[SHORT EXERCISE]
Every record must appear in your copy exactly as written, with no pictures.

[RECORDS PROVIDED]

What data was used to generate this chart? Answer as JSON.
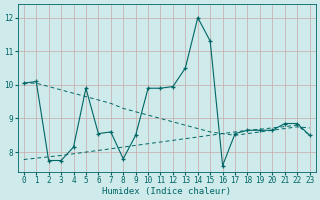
{
  "xlabel": "Humidex (Indice chaleur)",
  "xlim": [
    -0.5,
    23.5
  ],
  "ylim": [
    7.4,
    12.4
  ],
  "yticks": [
    8,
    9,
    10,
    11,
    12
  ],
  "xticks": [
    0,
    1,
    2,
    3,
    4,
    5,
    6,
    7,
    8,
    9,
    10,
    11,
    12,
    13,
    14,
    15,
    16,
    17,
    18,
    19,
    20,
    21,
    22,
    23
  ],
  "bg_color": "#ceeaea",
  "grid_color": "#b0d8d8",
  "line_color": "#006666",
  "series": [
    {
      "x": [
        0,
        1,
        2,
        3,
        4,
        5,
        6,
        7,
        8,
        9,
        10,
        11,
        12,
        13,
        14,
        15,
        16,
        17,
        18,
        19,
        20,
        21,
        22,
        23
      ],
      "y": [
        10.05,
        10.05,
        9.95,
        9.85,
        9.75,
        9.65,
        9.55,
        9.45,
        9.3,
        9.2,
        9.1,
        9.0,
        8.9,
        8.8,
        8.7,
        8.6,
        8.55,
        8.5,
        8.55,
        8.6,
        8.65,
        8.7,
        8.75,
        8.72
      ],
      "linestyle": "--",
      "marker": null
    },
    {
      "x": [
        0,
        1,
        2,
        3,
        4,
        5,
        6,
        7,
        8,
        9,
        10,
        11,
        12,
        13,
        14,
        15,
        16,
        17,
        18,
        19,
        20,
        21,
        22,
        23
      ],
      "y": [
        7.78,
        7.82,
        7.86,
        7.9,
        7.95,
        8.0,
        8.05,
        8.1,
        8.15,
        8.2,
        8.25,
        8.3,
        8.35,
        8.4,
        8.45,
        8.5,
        8.55,
        8.6,
        8.65,
        8.68,
        8.72,
        8.76,
        8.8,
        8.5
      ],
      "linestyle": "--",
      "marker": null
    },
    {
      "x": [
        0,
        1,
        2,
        3,
        4,
        5,
        6,
        7,
        8,
        9,
        10,
        11,
        12,
        13,
        14,
        15,
        16,
        17,
        18,
        19,
        20,
        21,
        22,
        23
      ],
      "y": [
        10.05,
        10.1,
        7.75,
        7.75,
        8.15,
        9.9,
        8.55,
        8.6,
        7.8,
        8.5,
        9.9,
        9.9,
        9.95,
        10.5,
        12.0,
        11.3,
        7.6,
        8.55,
        8.65,
        8.65,
        8.65,
        8.85,
        8.85,
        8.5
      ],
      "linestyle": "-",
      "marker": "+"
    }
  ]
}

[RESULT BELOW]
What data was used to generate this chart? Answer as JSON.
{
  "xlabel": "Humidex (Indice chaleur)",
  "xlim": [
    -0.5,
    23.5
  ],
  "ylim": [
    7.4,
    12.4
  ],
  "yticks": [
    8,
    9,
    10,
    11,
    12
  ],
  "xticks": [
    0,
    1,
    2,
    3,
    4,
    5,
    6,
    7,
    8,
    9,
    10,
    11,
    12,
    13,
    14,
    15,
    16,
    17,
    18,
    19,
    20,
    21,
    22,
    23
  ],
  "bg_color": "#ceeaea",
  "grid_color": "#b0d8d8",
  "line_color": "#006666",
  "series": [
    {
      "x": [
        0,
        1,
        2,
        3,
        4,
        5,
        6,
        7,
        8,
        9,
        10,
        11,
        12,
        13,
        14,
        15,
        16,
        17,
        18,
        19,
        20,
        21,
        22,
        23
      ],
      "y": [
        10.05,
        10.05,
        9.95,
        9.85,
        9.75,
        9.65,
        9.55,
        9.45,
        9.3,
        9.2,
        9.1,
        9.0,
        8.9,
        8.8,
        8.7,
        8.6,
        8.55,
        8.5,
        8.55,
        8.6,
        8.65,
        8.7,
        8.75,
        8.72
      ],
      "linestyle": "--",
      "marker": null
    },
    {
      "x": [
        0,
        1,
        2,
        3,
        4,
        5,
        6,
        7,
        8,
        9,
        10,
        11,
        12,
        13,
        14,
        15,
        16,
        17,
        18,
        19,
        20,
        21,
        22,
        23
      ],
      "y": [
        7.78,
        7.82,
        7.86,
        7.9,
        7.95,
        8.0,
        8.05,
        8.1,
        8.15,
        8.2,
        8.25,
        8.3,
        8.35,
        8.4,
        8.45,
        8.5,
        8.55,
        8.6,
        8.65,
        8.68,
        8.72,
        8.76,
        8.8,
        8.5
      ],
      "linestyle": "--",
      "marker": null
    },
    {
      "x": [
        0,
        1,
        2,
        3,
        4,
        5,
        6,
        7,
        8,
        9,
        10,
        11,
        12,
        13,
        14,
        15,
        16,
        17,
        18,
        19,
        20,
        21,
        22,
        23
      ],
      "y": [
        10.05,
        10.1,
        7.75,
        7.75,
        8.15,
        9.9,
        8.55,
        8.6,
        7.8,
        8.5,
        9.9,
        9.9,
        9.95,
        10.5,
        12.0,
        11.3,
        7.6,
        8.55,
        8.65,
        8.65,
        8.65,
        8.85,
        8.85,
        8.5
      ],
      "linestyle": "-",
      "marker": "+"
    }
  ]
}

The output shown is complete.